## Written request
Go through the data below. List every line that holds the word "Phone".

------------------------------

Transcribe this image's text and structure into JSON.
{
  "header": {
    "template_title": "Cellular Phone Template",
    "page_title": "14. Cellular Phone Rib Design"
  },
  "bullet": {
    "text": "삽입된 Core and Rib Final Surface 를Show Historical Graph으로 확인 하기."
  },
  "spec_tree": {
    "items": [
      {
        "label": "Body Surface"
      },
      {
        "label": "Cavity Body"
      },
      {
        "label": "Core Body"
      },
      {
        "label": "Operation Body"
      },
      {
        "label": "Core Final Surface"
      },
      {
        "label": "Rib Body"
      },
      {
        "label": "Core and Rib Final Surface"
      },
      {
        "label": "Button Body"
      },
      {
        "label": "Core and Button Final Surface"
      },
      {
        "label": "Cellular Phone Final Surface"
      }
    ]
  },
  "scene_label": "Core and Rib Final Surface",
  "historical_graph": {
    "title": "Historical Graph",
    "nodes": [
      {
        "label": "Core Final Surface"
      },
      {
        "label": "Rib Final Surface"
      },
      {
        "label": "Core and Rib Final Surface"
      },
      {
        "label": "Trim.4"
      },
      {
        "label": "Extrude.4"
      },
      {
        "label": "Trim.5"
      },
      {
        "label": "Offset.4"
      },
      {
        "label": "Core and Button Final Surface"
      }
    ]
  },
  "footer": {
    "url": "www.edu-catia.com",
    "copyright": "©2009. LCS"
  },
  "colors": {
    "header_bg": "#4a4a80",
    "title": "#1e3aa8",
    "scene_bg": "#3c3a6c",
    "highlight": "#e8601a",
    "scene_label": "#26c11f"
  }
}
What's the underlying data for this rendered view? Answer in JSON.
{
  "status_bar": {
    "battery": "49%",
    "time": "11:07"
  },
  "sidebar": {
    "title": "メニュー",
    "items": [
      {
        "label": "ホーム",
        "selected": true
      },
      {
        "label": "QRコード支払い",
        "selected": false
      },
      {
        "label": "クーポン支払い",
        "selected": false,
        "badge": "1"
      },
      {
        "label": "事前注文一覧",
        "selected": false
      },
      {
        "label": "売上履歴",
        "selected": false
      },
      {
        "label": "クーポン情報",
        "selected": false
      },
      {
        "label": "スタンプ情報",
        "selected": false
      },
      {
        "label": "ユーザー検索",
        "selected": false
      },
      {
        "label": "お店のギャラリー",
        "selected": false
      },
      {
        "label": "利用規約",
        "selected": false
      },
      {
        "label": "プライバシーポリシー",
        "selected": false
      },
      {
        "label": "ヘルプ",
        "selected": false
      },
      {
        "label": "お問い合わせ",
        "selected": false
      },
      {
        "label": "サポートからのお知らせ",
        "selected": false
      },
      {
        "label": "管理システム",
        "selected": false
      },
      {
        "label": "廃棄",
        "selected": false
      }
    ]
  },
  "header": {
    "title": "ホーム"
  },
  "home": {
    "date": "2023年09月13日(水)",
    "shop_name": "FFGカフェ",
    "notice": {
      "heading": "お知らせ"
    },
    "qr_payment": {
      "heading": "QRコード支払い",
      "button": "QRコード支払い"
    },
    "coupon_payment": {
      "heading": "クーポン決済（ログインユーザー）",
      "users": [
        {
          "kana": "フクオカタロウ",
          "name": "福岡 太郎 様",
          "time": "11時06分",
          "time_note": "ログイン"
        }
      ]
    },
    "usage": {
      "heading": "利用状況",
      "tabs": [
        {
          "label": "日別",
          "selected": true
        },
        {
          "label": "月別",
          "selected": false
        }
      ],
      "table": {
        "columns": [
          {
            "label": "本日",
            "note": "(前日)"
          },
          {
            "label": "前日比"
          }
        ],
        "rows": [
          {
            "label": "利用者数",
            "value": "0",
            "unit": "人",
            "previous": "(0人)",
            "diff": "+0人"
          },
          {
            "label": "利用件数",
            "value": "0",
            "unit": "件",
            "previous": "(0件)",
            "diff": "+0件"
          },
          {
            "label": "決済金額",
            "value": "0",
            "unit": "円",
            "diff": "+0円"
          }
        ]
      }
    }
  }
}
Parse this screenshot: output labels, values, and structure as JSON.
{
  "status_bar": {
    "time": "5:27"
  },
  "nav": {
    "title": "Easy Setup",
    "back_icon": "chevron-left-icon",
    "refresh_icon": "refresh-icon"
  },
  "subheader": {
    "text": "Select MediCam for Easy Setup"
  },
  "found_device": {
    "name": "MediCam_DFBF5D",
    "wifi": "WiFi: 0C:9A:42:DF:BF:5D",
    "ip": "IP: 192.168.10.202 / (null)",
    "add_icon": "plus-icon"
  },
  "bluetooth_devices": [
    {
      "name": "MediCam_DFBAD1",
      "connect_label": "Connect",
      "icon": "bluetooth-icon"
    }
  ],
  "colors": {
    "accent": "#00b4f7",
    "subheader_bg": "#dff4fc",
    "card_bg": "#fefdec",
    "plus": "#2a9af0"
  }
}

------------------------------

## Answer to this task
    "template_title": "Cellular Phone Template",
    "page_title": "14. Cellular Phone Rib Design"
        "label": "Cellular Phone Final Surface"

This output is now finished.